» Stated problem: Write out the entries again exactly as they are given.

» Raw records:
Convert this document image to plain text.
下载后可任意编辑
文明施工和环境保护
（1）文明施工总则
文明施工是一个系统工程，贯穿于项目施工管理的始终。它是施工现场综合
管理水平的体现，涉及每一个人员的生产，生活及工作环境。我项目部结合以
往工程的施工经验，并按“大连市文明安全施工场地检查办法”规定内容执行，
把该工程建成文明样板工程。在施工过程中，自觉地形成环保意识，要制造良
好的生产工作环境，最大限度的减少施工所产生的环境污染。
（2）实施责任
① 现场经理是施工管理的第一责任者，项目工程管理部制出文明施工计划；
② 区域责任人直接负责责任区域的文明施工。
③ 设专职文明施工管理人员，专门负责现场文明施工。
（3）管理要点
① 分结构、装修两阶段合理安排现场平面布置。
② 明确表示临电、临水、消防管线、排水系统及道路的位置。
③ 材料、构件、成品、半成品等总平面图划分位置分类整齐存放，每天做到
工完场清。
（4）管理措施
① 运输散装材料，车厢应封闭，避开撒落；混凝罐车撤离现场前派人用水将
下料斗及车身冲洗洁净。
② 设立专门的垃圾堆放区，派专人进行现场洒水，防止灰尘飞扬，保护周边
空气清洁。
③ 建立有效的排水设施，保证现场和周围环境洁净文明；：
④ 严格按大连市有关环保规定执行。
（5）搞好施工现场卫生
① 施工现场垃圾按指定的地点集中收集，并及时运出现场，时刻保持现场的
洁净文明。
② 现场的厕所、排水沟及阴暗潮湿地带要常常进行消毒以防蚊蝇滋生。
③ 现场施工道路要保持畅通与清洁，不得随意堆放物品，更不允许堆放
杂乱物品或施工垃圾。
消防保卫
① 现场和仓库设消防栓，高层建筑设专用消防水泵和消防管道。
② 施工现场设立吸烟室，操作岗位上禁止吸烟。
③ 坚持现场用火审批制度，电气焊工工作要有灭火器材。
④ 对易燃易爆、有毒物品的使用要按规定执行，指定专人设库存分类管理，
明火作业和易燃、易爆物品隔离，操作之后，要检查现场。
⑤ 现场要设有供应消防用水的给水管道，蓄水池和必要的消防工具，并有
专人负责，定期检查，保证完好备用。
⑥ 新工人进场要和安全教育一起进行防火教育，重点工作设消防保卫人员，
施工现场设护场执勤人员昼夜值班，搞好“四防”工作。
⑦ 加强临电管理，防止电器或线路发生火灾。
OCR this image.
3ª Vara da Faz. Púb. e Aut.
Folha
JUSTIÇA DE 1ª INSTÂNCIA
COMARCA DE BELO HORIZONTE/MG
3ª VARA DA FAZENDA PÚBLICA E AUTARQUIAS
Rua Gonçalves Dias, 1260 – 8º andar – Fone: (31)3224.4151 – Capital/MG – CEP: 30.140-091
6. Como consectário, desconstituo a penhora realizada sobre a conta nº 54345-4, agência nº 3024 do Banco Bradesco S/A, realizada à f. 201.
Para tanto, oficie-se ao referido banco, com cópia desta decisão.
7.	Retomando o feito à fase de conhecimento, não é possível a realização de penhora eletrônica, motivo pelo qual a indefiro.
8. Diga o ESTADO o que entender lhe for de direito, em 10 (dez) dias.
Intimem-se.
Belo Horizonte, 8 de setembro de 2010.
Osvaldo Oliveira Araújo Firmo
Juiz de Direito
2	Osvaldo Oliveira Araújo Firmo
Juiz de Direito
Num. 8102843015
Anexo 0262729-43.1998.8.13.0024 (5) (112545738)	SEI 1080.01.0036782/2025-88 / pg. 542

» Result of this task:
Convert this document image to plain text.
下载后可任意编辑
文明施工和环境保护
（1）文明施工总则
文明施工是一个系统工程，贯穿于项目施工管理的始终。它是施工现场综合
管理水平的体现，涉及每一个人员的生产，生活及工作环境。我项目部结合以
往工程的施工经验，并按“大连市文明安全施工场地检查办法”规定内容执行，
把该工程建成文明样板工程。在施工过程中，自觉地形成环保意识，要制造良
好的生产工作环境，最大限度的减少施工所产生的环境污染。
（2）实施责任
① 现场经理是施工管理的第一责任者，项目工程管理部制出文明施工计划；
② 区域责任人直接负责责任区域的文明施工。
③ 设专职文明施工管理人员，专门负责现场文明施工。
（3）管理要点
① 分结构、装修两阶段合理安排现场平面布置。
② 明确表示临电、临水、消防管线、排水系统及道路的位置。
③ 材料、构件、成品、半成品等总平面图划分位置分类整齐存放，每天做到
工完场清。
（4）管理措施
① 运输散装材料，车厢应封闭，避开撒落；混凝罐车撤离现场前派人用水将
下料斗及车身冲洗洁净。
② 设立专门的垃圾堆放区，派专人进行现场洒水，防止灰尘飞扬，保护周边
空气清洁。
③ 建立有效的排水设施，保证现场和周围环境洁净文明；：
④ 严格按大连市有关环保规定执行。
（5）搞好施工现场卫生
① 施工现场垃圾按指定的地点集中收集，并及时运出现场，时刻保持现场的
洁净文明。
② 现场的厕所、排水沟及阴暗潮湿地带要常常进行消毒以防蚊蝇滋生。
③ 现场施工道路要保持畅通与清洁，不得随意堆放物品，更不允许堆放
杂乱物品或施工垃圾。
消防保卫
① 现场和仓库设消防栓，高层建筑设专用消防水泵和消防管道。
② 施工现场设立吸烟室，操作岗位上禁止吸烟。
③ 坚持现场用火审批制度，电气焊工工作要有灭火器材。
④ 对易燃易爆、有毒物品的使用要按规定执行，指定专人设库存分类管理，
明火作业和易燃、易爆物品隔离，操作之后，要检查现场。
⑤ 现场要设有供应消防用水的给水管道，蓄水池和必要的消防工具，并有
专人负责，定期检查，保证完好备用。
⑥ 新工人进场要和安全教育一起进行防火教育，重点工作设消防保卫人员，
施工现场设护场执勤人员昼夜值班，搞好“四防”工作。
⑦ 加强临电管理，防止电器或线路发生火灾。
OCR this image.
3ª Vara da Faz. Púb. e Aut.
Folha
JUSTIÇA DE 1ª INSTÂNCIA
COMARCA DE BELO HORIZONTE/MG
3ª VARA DA FAZENDA PÚBLICA E AUTARQUIAS
Rua Gonçalves Dias, 1260 – 8º andar – Fone: (31)3224.4151 – Capital/MG – CEP: 30.140-091
6. Como consectário, desconstituo a penhora realizada sobre a conta nº 54345-4, agência nº 3024 do Banco Bradesco S/A, realizada à f. 201.
Para tanto, oficie-se ao referido banco, com cópia desta decisão.
7.	Retomando o feito à fase de conhecimento, não é possível a realização de penhora eletrônica, motivo pelo qual a indefiro.
8. Diga o ESTADO o que entender lhe for de direito, em 10 (dez) dias.
Intimem-se.
Belo Horizonte, 8 de setembro de 2010.
Osvaldo Oliveira Araújo Firmo
Juiz de Direito
2	Osvaldo Oliveira Araújo Firmo
Juiz de Direito
Num. 8102843015
Anexo 0262729-43.1998.8.13.0024 (5) (112545738)	SEI 1080.01.0036782/2025-88 / pg. 542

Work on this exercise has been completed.